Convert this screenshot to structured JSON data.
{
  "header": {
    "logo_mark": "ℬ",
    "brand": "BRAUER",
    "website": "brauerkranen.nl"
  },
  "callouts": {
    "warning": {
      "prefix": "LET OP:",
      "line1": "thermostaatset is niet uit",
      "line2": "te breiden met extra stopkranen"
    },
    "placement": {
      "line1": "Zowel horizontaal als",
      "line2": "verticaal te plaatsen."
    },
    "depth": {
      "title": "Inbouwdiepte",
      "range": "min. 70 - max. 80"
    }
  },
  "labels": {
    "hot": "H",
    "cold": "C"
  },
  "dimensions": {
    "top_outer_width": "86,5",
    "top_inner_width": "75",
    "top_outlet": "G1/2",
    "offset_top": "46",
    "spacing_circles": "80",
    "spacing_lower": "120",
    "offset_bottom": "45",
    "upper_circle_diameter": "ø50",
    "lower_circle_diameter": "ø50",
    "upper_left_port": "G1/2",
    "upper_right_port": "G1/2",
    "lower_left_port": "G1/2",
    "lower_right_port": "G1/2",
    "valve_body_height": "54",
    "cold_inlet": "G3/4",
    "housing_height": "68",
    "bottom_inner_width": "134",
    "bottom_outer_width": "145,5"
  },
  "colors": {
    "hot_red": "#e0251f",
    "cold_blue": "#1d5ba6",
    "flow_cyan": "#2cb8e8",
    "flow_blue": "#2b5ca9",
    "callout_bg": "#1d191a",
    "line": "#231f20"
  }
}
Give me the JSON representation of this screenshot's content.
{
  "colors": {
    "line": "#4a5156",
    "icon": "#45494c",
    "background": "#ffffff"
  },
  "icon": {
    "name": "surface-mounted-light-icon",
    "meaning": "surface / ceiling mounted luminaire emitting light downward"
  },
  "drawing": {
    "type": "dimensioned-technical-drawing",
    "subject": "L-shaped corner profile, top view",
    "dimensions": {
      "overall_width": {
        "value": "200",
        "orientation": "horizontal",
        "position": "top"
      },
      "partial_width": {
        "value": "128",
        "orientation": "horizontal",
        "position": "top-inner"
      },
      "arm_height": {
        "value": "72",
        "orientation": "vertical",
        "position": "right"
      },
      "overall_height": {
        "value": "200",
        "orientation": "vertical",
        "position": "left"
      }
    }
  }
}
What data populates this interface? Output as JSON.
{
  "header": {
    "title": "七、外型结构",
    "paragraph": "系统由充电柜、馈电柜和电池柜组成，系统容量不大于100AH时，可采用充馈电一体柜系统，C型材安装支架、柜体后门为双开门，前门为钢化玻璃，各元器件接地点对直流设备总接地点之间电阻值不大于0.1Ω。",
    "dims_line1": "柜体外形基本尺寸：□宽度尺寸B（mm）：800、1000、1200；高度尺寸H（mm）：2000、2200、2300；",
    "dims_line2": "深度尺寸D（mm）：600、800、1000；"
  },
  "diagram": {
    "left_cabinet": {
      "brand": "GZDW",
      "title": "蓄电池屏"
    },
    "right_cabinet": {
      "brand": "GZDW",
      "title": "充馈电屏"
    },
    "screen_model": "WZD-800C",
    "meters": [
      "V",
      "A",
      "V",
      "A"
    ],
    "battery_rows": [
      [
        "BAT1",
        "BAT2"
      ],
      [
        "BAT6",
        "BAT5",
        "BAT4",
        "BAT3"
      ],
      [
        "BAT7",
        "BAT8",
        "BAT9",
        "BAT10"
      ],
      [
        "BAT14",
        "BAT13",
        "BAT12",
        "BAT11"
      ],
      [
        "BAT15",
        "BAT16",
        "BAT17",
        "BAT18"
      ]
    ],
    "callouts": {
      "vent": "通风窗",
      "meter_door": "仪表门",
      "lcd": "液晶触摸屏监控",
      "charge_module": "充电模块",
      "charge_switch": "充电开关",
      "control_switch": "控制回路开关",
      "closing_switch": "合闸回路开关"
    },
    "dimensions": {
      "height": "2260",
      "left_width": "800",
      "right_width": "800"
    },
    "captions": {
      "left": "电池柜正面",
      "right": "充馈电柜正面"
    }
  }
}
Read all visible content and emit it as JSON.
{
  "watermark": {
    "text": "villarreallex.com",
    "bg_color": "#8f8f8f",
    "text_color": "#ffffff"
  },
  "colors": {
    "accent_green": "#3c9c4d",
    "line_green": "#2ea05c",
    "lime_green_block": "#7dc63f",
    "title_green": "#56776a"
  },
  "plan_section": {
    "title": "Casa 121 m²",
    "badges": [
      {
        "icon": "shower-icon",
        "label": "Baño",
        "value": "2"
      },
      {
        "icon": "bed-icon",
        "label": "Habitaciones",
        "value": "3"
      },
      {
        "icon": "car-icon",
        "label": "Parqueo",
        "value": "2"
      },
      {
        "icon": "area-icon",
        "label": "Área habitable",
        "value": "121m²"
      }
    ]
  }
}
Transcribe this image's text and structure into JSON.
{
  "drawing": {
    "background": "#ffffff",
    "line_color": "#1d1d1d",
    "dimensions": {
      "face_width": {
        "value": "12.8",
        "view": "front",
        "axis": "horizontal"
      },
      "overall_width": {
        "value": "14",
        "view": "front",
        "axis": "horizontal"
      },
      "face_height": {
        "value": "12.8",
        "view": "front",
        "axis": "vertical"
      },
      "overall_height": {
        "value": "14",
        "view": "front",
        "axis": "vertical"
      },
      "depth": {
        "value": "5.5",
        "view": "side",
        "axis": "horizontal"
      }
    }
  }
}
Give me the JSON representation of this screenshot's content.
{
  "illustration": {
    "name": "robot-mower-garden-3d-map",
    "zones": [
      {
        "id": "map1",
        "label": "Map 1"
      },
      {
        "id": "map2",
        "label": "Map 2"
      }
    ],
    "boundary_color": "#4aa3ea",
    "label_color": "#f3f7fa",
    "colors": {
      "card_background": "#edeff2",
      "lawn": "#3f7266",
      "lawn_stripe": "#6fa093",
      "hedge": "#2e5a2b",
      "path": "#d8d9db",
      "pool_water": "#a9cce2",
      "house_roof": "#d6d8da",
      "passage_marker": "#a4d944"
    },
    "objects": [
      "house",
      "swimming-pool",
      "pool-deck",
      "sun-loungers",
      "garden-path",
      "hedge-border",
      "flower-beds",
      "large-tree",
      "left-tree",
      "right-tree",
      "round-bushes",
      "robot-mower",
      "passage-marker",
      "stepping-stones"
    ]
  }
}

- **SET PROBLEM**
Nothing may be left out: return each entry exactly as it reads.

- **EXERCISE RESPONSE**
Convert this screenshot to structured JSON data.
{
  "header": {
    "logo_mark": "ℬ",
    "brand": "BRAUER",
    "website": "brauerkranen.nl"
  },
  "callouts": {
    "warning": {
      "prefix": "LET OP:",
      "line1": "thermostaatset is niet uit",
      "line2": "te breiden met extra stopkranen"
    },
    "placement": {
      "line1": "Zowel horizontaal als",
      "line2": "verticaal te plaatsen."
    },
    "depth": {
      "title": "Inbouwdiepte",
      "range": "min. 70 - max. 80"
    }
  },
  "labels": {
    "hot": "H",
    "cold": "C"
  },
  "dimensions": {
    "top_outer_width": "86,5",
    "top_inner_width": "75",
    "top_outlet": "G1/2",
    "offset_top": "46",
    "spacing_circles": "80",
    "spacing_lower": "120",
    "offset_bottom": "45",
    "upper_circle_diameter": "ø50",
    "lower_circle_diameter": "ø50",
    "upper_left_port": "G1/2",
    "upper_right_port": "G1/2",
    "lower_left_port": "G1/2",
    "lower_right_port": "G1/2",
    "valve_body_height": "54",
    "cold_inlet": "G3/4",
    "housing_height": "68",
    "bottom_inner_width": "134",
    "bottom_outer_width": "145,5"
  },
  "colors": {
    "hot_red": "#e0251f",
    "cold_blue": "#1d5ba6",
    "flow_cyan": "#2cb8e8",
    "flow_blue": "#2b5ca9",
    "callout_bg": "#1d191a",
    "line": "#231f20"
  }
}
Give me the JSON representation of this screenshot's content.
{
  "colors": {
    "line": "#4a5156",
    "icon": "#45494c",
    "background": "#ffffff"
  },
  "icon": {
    "name": "surface-mounted-light-icon",
    "meaning": "surface / ceiling mounted luminaire emitting light downward"
  },
  "drawing": {
    "type": "dimensioned-technical-drawing",
    "subject": "L-shaped corner profile, top view",
    "dimensions": {
      "overall_width": {
        "value": "200",
        "orientation": "horizontal",
        "position": "top"
      },
      "partial_width": {
        "value": "128",
        "orientation": "horizontal",
        "position": "top-inner"
      },
      "arm_height": {
        "value": "72",
        "orientation": "vertical",
        "position": "right"
      },
      "overall_height": {
        "value": "200",
        "orientation": "vertical",
        "position": "left"
      }
    }
  }
}
What data populates this interface? Output as JSON.
{
  "header": {
    "title": "七、外型结构",
    "paragraph": "系统由充电柜、馈电柜和电池柜组成，系统容量不大于100AH时，可采用充馈电一体柜系统，C型材安装支架、柜体后门为双开门，前门为钢化玻璃，各元器件接地点对直流设备总接地点之间电阻值不大于0.1Ω。",
    "dims_line1": "柜体外形基本尺寸：□宽度尺寸B（mm）：800、1000、1200；高度尺寸H（mm）：2000、2200、2300；",
    "dims_line2": "深度尺寸D（mm）：600、800、1000；"
  },
  "diagram": {
    "left_cabinet": {
      "brand": "GZDW",
      "title": "蓄电池屏"
    },
    "right_cabinet": {
      "brand": "GZDW",
      "title": "充馈电屏"
    },
    "screen_model": "WZD-800C",
    "meters": [
      "V",
      "A",
      "V",
      "A"
    ],
    "battery_rows": [
      [
        "BAT1",
        "BAT2"
      ],
      [
        "BAT6",
        "BAT5",
        "BAT4",
        "BAT3"
      ],
      [
        "BAT7",
        "BAT8",
        "BAT9",
        "BAT10"
      ],
      [
        "BAT14",
        "BAT13",
        "BAT12",
        "BAT11"
      ],
      [
        "BAT15",
        "BAT16",
        "BAT17",
        "BAT18"
      ]
    ],
    "callouts": {
      "vent": "通风窗",
      "meter_door": "仪表门",
      "lcd": "液晶触摸屏监控",
      "charge_module": "充电模块",
      "charge_switch": "充电开关",
      "control_switch": "控制回路开关",
      "closing_switch": "合闸回路开关"
    },
    "dimensions": {
      "height": "2260",
      "left_width": "800",
      "right_width": "800"
    },
    "captions": {
      "left": "电池柜正面",
      "right": "充馈电柜正面"
    }
  }
}
Read all visible content and emit it as JSON.
{
  "watermark": {
    "text": "villarreallex.com",
    "bg_color": "#8f8f8f",
    "text_color": "#ffffff"
  },
  "colors": {
    "accent_green": "#3c9c4d",
    "line_green": "#2ea05c",
    "lime_green_block": "#7dc63f",
    "title_green": "#56776a"
  },
  "plan_section": {
    "title": "Casa 121 m²",
    "badges": [
      {
        "icon": "shower-icon",
        "label": "Baño",
        "value": "2"
      },
      {
        "icon": "bed-icon",
        "label": "Habitaciones",
        "value": "3"
      },
      {
        "icon": "car-icon",
        "label": "Parqueo",
        "value": "2"
      },
      {
        "icon": "area-icon",
        "label": "Área habitable",
        "value": "121m²"
      }
    ]
  }
}
Transcribe this image's text and structure into JSON.
{
  "drawing": {
    "background": "#ffffff",
    "line_color": "#1d1d1d",
    "dimensions": {
      "face_width": {
        "value": "12.8",
        "view": "front",
        "axis": "horizontal"
      },
      "overall_width": {
        "value": "14",
        "view": "front",
        "axis": "horizontal"
      },
      "face_height": {
        "value": "12.8",
        "view": "front",
        "axis": "vertical"
      },
      "overall_height": {
        "value": "14",
        "view": "front",
        "axis": "vertical"
      },
      "depth": {
        "value": "5.5",
        "view": "side",
        "axis": "horizontal"
      }
    }
  }
}
Give me the JSON representation of this screenshot's content.
{
  "illustration": {
    "name": "robot-mower-garden-3d-map",
    "zones": [
      {
        "id": "map1",
        "label": "Map 1"
      },
      {
        "id": "map2",
        "label": "Map 2"
      }
    ],
    "boundary_color": "#4aa3ea",
    "label_color": "#f3f7fa",
    "colors": {
      "card_background": "#edeff2",
      "lawn": "#3f7266",
      "lawn_stripe": "#6fa093",
      "hedge": "#2e5a2b",
      "path": "#d8d9db",
      "pool_water": "#a9cce2",
      "house_roof": "#d6d8da",
      "passage_marker": "#a4d944"
    },
    "objects": [
      "house",
      "swimming-pool",
      "pool-deck",
      "sun-loungers",
      "garden-path",
      "hedge-border",
      "flower-beds",
      "large-tree",
      "left-tree",
      "right-tree",
      "round-bushes",
      "robot-mower",
      "passage-marker",
      "stepping-stones"
    ]
  }
}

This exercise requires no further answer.